* _Description of the task_: Output the data word for word, dropping every image.

* _Material provided_:

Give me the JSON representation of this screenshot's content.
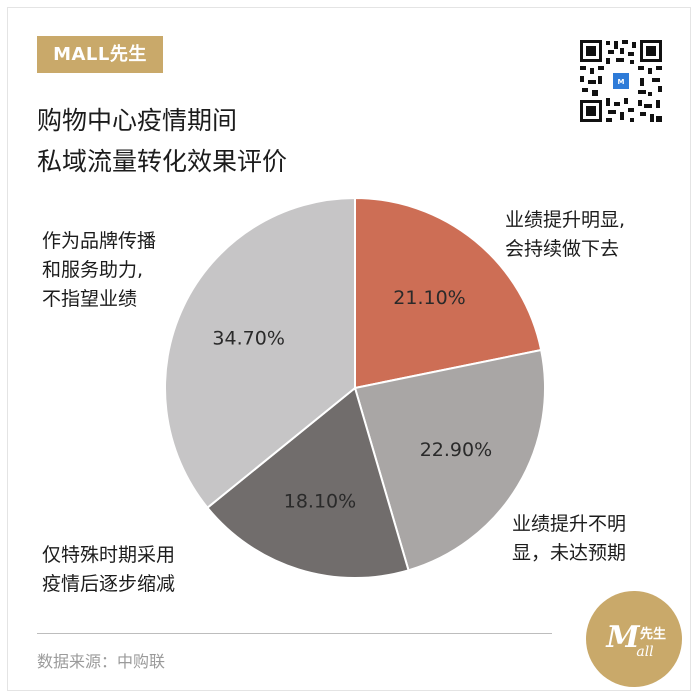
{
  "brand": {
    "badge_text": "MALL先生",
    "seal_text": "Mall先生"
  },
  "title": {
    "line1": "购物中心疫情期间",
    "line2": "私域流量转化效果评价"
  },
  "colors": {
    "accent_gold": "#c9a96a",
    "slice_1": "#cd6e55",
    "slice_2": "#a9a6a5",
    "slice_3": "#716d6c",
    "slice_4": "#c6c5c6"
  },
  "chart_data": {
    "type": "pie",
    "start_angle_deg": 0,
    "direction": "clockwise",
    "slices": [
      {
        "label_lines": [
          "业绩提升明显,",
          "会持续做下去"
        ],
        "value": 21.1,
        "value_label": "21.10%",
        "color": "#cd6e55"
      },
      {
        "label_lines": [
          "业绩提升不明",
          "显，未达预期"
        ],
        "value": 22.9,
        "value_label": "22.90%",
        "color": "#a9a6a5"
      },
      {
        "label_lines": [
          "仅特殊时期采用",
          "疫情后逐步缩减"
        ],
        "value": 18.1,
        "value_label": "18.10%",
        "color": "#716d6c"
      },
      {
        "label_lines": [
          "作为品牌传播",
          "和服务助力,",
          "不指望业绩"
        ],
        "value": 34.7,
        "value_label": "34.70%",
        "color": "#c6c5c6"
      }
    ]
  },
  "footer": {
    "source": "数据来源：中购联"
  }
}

* _Output for this exercise_:
Give me the JSON representation of this screenshot's content.
{
  "brand": {
    "badge_text": "MALL先生",
    "seal_text": "Mall先生"
  },
  "title": {
    "line1": "购物中心疫情期间",
    "line2": "私域流量转化效果评价"
  },
  "colors": {
    "accent_gold": "#c9a96a",
    "slice_1": "#cd6e55",
    "slice_2": "#a9a6a5",
    "slice_3": "#716d6c",
    "slice_4": "#c6c5c6"
  },
  "chart_data": {
    "type": "pie",
    "start_angle_deg": 0,
    "direction": "clockwise",
    "slices": [
      {
        "label_lines": [
          "业绩提升明显,",
          "会持续做下去"
        ],
        "value": 21.1,
        "value_label": "21.10%",
        "color": "#cd6e55"
      },
      {
        "label_lines": [
          "业绩提升不明",
          "显，未达预期"
        ],
        "value": 22.9,
        "value_label": "22.90%",
        "color": "#a9a6a5"
      },
      {
        "label_lines": [
          "仅特殊时期采用",
          "疫情后逐步缩减"
        ],
        "value": 18.1,
        "value_label": "18.10%",
        "color": "#716d6c"
      },
      {
        "label_lines": [
          "作为品牌传播",
          "和服务助力,",
          "不指望业绩"
        ],
        "value": 34.7,
        "value_label": "34.70%",
        "color": "#c6c5c6"
      }
    ]
  },
  "footer": {
    "source": "数据来源：中购联"
  }
}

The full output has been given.